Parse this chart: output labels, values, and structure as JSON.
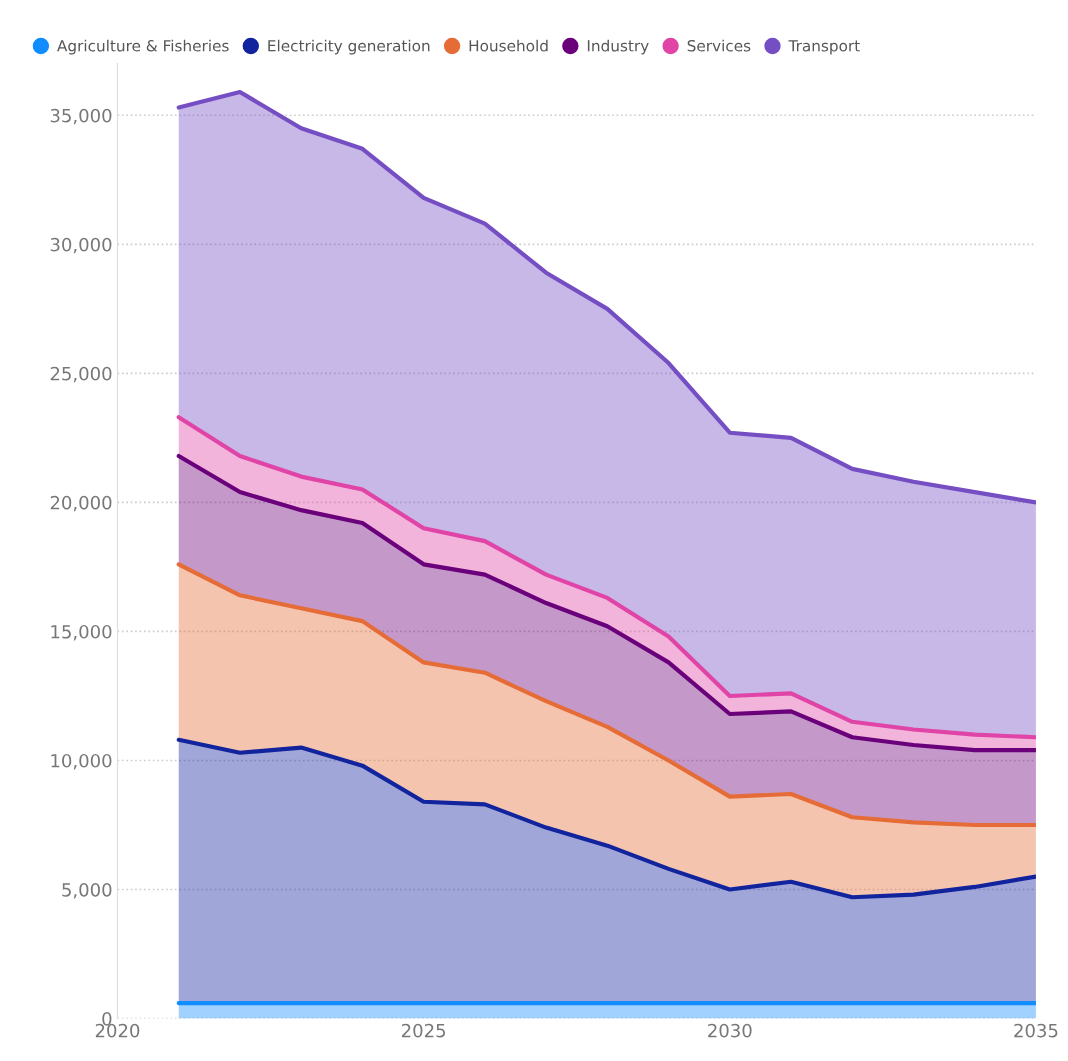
{
  "chart_data": {
    "type": "area",
    "stacked": true,
    "grid": "y",
    "legend": "top left",
    "x": [
      2021,
      2022,
      2023,
      2024,
      2025,
      2026,
      2027,
      2028,
      2029,
      2030,
      2031,
      2032,
      2033,
      2034,
      2035
    ],
    "xlim": [
      2020,
      2035
    ],
    "xticks": [
      2020,
      2025,
      2030,
      2035
    ],
    "ylim": [
      0,
      37000
    ],
    "yticks": [
      {
        "value": 0,
        "label": "0"
      },
      {
        "value": 5000,
        "label": "5,000"
      },
      {
        "value": 10000,
        "label": "10,000"
      },
      {
        "value": 15000,
        "label": "15,000"
      },
      {
        "value": 20000,
        "label": "20,000"
      },
      {
        "value": 25000,
        "label": "25,000"
      },
      {
        "value": 30000,
        "label": "30,000"
      },
      {
        "value": 35000,
        "label": "35,000"
      }
    ],
    "series": [
      {
        "name": "Agriculture & Fisheries",
        "color": "#118dff",
        "values": [
          600,
          600,
          600,
          600,
          600,
          600,
          600,
          600,
          600,
          600,
          600,
          600,
          600,
          600,
          600
        ]
      },
      {
        "name": "Electricity generation",
        "color": "#12239e",
        "values": [
          10200,
          9700,
          9900,
          9200,
          7800,
          7700,
          6800,
          6100,
          5200,
          4400,
          4700,
          4100,
          4200,
          4500,
          4900
        ]
      },
      {
        "name": "Household",
        "color": "#e66c37",
        "values": [
          6800,
          6100,
          5400,
          5600,
          5400,
          5100,
          4900,
          4600,
          4200,
          3600,
          3400,
          3100,
          2800,
          2400,
          2000
        ]
      },
      {
        "name": "Industry",
        "color": "#6b007b",
        "values": [
          4200,
          4000,
          3800,
          3800,
          3800,
          3800,
          3800,
          3900,
          3800,
          3200,
          3200,
          3100,
          3000,
          2900,
          2900
        ]
      },
      {
        "name": "Services",
        "color": "#e044a7",
        "values": [
          1500,
          1400,
          1300,
          1300,
          1400,
          1300,
          1100,
          1100,
          1000,
          700,
          700,
          600,
          600,
          600,
          500
        ]
      },
      {
        "name": "Transport",
        "color": "#744ec2",
        "values": [
          12000,
          14100,
          13500,
          13200,
          12800,
          12300,
          11700,
          11200,
          10600,
          10200,
          9900,
          9800,
          9600,
          9400,
          9100
        ]
      }
    ]
  }
}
-------------------------
■ WHAT IS EXPECTED:
Check each line of the records for the string "name" and state how many lines contain it. Give only the number.

■ EXERCISE RESPONSE:
6